Énoncé du problème
Citez telles quelles toutes les lignes des enregistrements ci-dessous, en omettant les images.
-.-.-
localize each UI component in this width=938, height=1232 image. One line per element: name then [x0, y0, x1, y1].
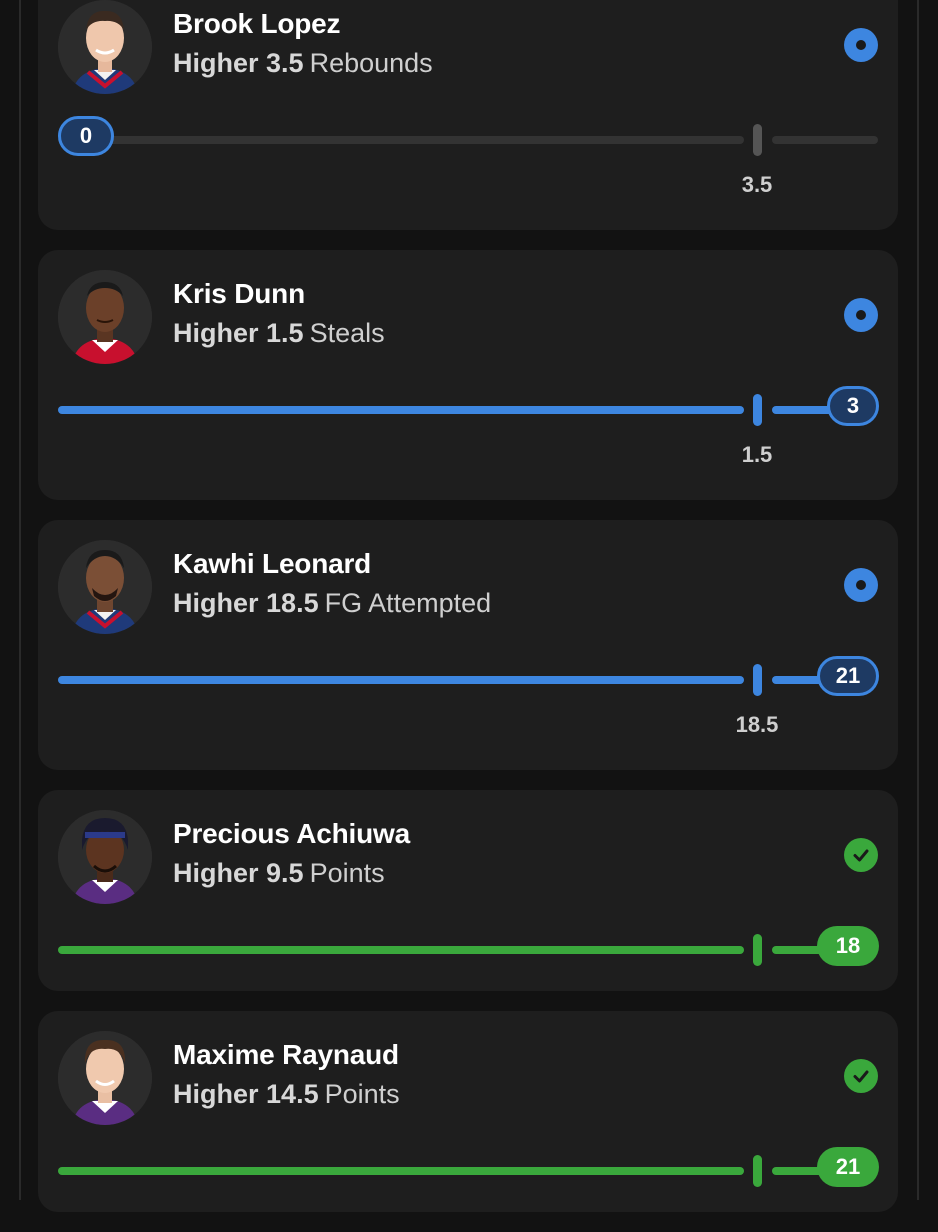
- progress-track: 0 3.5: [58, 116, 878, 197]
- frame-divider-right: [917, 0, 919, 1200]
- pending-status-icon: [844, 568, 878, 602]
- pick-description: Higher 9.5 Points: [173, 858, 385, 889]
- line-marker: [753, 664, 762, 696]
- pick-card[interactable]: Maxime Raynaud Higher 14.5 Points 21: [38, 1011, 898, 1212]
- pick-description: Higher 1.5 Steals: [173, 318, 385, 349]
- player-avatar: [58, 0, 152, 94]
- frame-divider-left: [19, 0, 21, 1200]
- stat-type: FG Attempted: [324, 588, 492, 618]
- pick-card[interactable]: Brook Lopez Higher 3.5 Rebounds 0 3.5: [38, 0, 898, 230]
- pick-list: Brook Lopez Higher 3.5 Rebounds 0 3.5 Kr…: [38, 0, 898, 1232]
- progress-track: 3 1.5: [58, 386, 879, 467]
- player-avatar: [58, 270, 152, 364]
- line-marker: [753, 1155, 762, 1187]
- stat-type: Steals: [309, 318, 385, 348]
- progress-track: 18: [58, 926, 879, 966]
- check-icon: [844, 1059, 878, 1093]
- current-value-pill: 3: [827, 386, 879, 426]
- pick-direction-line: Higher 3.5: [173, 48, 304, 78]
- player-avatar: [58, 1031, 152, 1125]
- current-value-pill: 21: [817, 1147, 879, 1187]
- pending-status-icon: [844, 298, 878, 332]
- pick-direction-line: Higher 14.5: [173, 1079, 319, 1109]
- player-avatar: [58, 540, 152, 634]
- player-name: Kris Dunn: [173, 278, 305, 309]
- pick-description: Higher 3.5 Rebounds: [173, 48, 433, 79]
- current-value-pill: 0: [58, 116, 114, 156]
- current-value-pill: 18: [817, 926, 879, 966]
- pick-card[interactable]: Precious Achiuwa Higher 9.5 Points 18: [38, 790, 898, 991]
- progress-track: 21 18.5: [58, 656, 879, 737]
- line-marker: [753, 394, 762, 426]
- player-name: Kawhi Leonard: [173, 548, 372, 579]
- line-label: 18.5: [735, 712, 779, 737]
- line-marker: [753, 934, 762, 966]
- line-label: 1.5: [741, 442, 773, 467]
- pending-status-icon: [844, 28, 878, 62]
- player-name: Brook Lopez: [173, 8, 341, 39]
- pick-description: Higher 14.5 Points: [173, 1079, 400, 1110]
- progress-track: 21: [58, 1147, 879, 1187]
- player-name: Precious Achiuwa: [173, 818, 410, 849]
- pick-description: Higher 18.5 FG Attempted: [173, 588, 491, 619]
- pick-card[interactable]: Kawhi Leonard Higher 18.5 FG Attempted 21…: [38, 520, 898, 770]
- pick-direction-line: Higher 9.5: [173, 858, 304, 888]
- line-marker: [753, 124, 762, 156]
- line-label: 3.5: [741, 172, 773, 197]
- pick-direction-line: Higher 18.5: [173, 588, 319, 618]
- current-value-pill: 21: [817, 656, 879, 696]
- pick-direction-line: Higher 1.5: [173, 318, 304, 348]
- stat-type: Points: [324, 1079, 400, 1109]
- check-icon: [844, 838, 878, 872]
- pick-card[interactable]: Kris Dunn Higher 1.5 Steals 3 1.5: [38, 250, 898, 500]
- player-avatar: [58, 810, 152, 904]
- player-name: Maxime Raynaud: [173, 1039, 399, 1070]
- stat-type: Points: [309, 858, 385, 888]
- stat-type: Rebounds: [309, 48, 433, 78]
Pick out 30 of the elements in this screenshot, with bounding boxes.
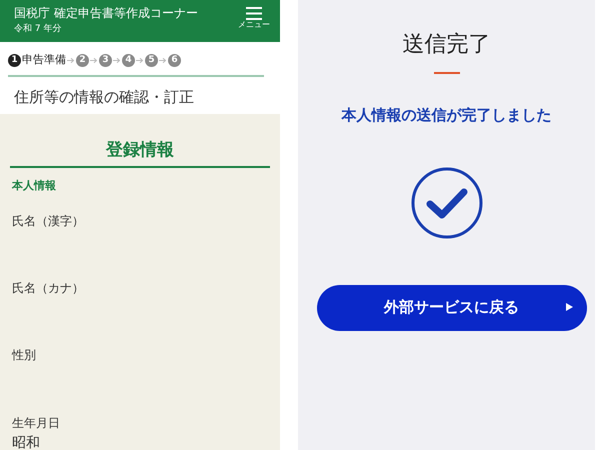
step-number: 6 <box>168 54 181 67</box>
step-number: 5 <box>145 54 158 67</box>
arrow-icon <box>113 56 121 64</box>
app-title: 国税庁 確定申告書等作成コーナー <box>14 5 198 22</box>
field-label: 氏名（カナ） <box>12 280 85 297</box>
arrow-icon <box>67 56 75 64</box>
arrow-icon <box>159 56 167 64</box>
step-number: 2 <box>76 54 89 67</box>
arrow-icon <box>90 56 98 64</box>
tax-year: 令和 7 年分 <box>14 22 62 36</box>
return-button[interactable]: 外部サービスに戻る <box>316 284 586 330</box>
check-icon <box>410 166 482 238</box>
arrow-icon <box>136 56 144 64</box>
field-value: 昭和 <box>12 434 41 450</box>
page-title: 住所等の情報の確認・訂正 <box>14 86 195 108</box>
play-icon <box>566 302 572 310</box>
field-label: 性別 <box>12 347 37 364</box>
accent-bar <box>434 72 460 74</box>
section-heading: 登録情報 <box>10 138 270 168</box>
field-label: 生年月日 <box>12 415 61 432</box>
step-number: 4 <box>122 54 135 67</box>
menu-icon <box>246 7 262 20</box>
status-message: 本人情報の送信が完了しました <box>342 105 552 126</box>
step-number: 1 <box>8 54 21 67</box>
-.-.-
Résultat
localize each UI component in this width=938, height=1232 image. One line per element: name then [x0, y0, x1, y1].
- progress-track: 0 3.5: [58, 116, 878, 197]
- frame-divider-right: [917, 0, 919, 1200]
- pending-status-icon: [844, 568, 878, 602]
- pick-description: Higher 9.5 Points: [173, 858, 385, 889]
- line-marker: [753, 664, 762, 696]
- pick-card[interactable]: Maxime Raynaud Higher 14.5 Points 21: [38, 1011, 898, 1212]
- pick-description: Higher 1.5 Steals: [173, 318, 385, 349]
- player-avatar: [58, 0, 152, 94]
- frame-divider-left: [19, 0, 21, 1200]
- stat-type: FG Attempted: [324, 588, 492, 618]
- pick-card[interactable]: Brook Lopez Higher 3.5 Rebounds 0 3.5: [38, 0, 898, 230]
- pick-list: Brook Lopez Higher 3.5 Rebounds 0 3.5 Kr…: [38, 0, 898, 1232]
- progress-track: 3 1.5: [58, 386, 879, 467]
- player-avatar: [58, 270, 152, 364]
- line-marker: [753, 1155, 762, 1187]
- stat-type: Steals: [309, 318, 385, 348]
- progress-track: 18: [58, 926, 879, 966]
- check-icon: [844, 1059, 878, 1093]
- current-value-pill: 3: [827, 386, 879, 426]
- pick-direction-line: Higher 3.5: [173, 48, 304, 78]
- player-avatar: [58, 1031, 152, 1125]
- current-value-pill: 21: [817, 1147, 879, 1187]
- pending-status-icon: [844, 298, 878, 332]
- pick-direction-line: Higher 14.5: [173, 1079, 319, 1109]
- player-avatar: [58, 540, 152, 634]
- player-name: Kris Dunn: [173, 278, 305, 309]
- pick-description: Higher 3.5 Rebounds: [173, 48, 433, 79]
- current-value-pill: 0: [58, 116, 114, 156]
- current-value-pill: 18: [817, 926, 879, 966]
- pick-card[interactable]: Precious Achiuwa Higher 9.5 Points 18: [38, 790, 898, 991]
- progress-track: 21 18.5: [58, 656, 879, 737]
- line-marker: [753, 394, 762, 426]
- player-name: Kawhi Leonard: [173, 548, 372, 579]
- line-label: 18.5: [735, 712, 779, 737]
- line-marker: [753, 934, 762, 966]
- line-label: 1.5: [741, 442, 773, 467]
- pending-status-icon: [844, 28, 878, 62]
- player-name: Brook Lopez: [173, 8, 341, 39]
- pick-description: Higher 14.5 Points: [173, 1079, 400, 1110]
- progress-track: 21: [58, 1147, 879, 1187]
- player-name: Precious Achiuwa: [173, 818, 410, 849]
- pick-description: Higher 18.5 FG Attempted: [173, 588, 491, 619]
- pick-card[interactable]: Kawhi Leonard Higher 18.5 FG Attempted 21…: [38, 520, 898, 770]
- pick-direction-line: Higher 9.5: [173, 858, 304, 888]
- line-marker: [753, 124, 762, 156]
- line-label: 3.5: [741, 172, 773, 197]
- pick-direction-line: Higher 18.5: [173, 588, 319, 618]
- current-value-pill: 21: [817, 656, 879, 696]
- pick-direction-line: Higher 1.5: [173, 318, 304, 348]
- stat-type: Points: [324, 1079, 400, 1109]
- check-icon: [844, 838, 878, 872]
- pick-card[interactable]: Kris Dunn Higher 1.5 Steals 3 1.5: [38, 250, 898, 500]
- player-avatar: [58, 810, 152, 904]
- player-name: Maxime Raynaud: [173, 1039, 399, 1070]
- stat-type: Points: [309, 858, 385, 888]
- stat-type: Rebounds: [309, 48, 433, 78]
Pick out 30 of the elements in this screenshot, with bounding boxes.
step-number: 6 <box>168 54 181 67</box>
step-number: 5 <box>145 54 158 67</box>
arrow-icon <box>113 56 121 64</box>
app-title: 国税庁 確定申告書等作成コーナー <box>14 5 198 22</box>
field-label: 氏名（カナ） <box>12 280 85 297</box>
arrow-icon <box>67 56 75 64</box>
arrow-icon <box>159 56 167 64</box>
step-number: 2 <box>76 54 89 67</box>
arrow-icon <box>90 56 98 64</box>
tax-year: 令和 7 年分 <box>14 22 62 36</box>
return-button[interactable]: 外部サービスに戻る <box>316 284 586 330</box>
check-icon <box>410 166 482 238</box>
arrow-icon <box>136 56 144 64</box>
field-value: 昭和 <box>12 434 41 450</box>
page-title: 住所等の情報の確認・訂正 <box>14 86 195 108</box>
play-icon <box>566 302 572 310</box>
field-label: 性別 <box>12 347 37 364</box>
accent-bar <box>434 72 460 74</box>
section-heading: 登録情報 <box>10 138 270 168</box>
field-label: 生年月日 <box>12 415 61 432</box>
step-number: 4 <box>122 54 135 67</box>
menu-icon <box>246 7 262 20</box>
status-message: 本人情報の送信が完了しました <box>342 105 552 126</box>
step-number: 1 <box>8 54 21 67</box>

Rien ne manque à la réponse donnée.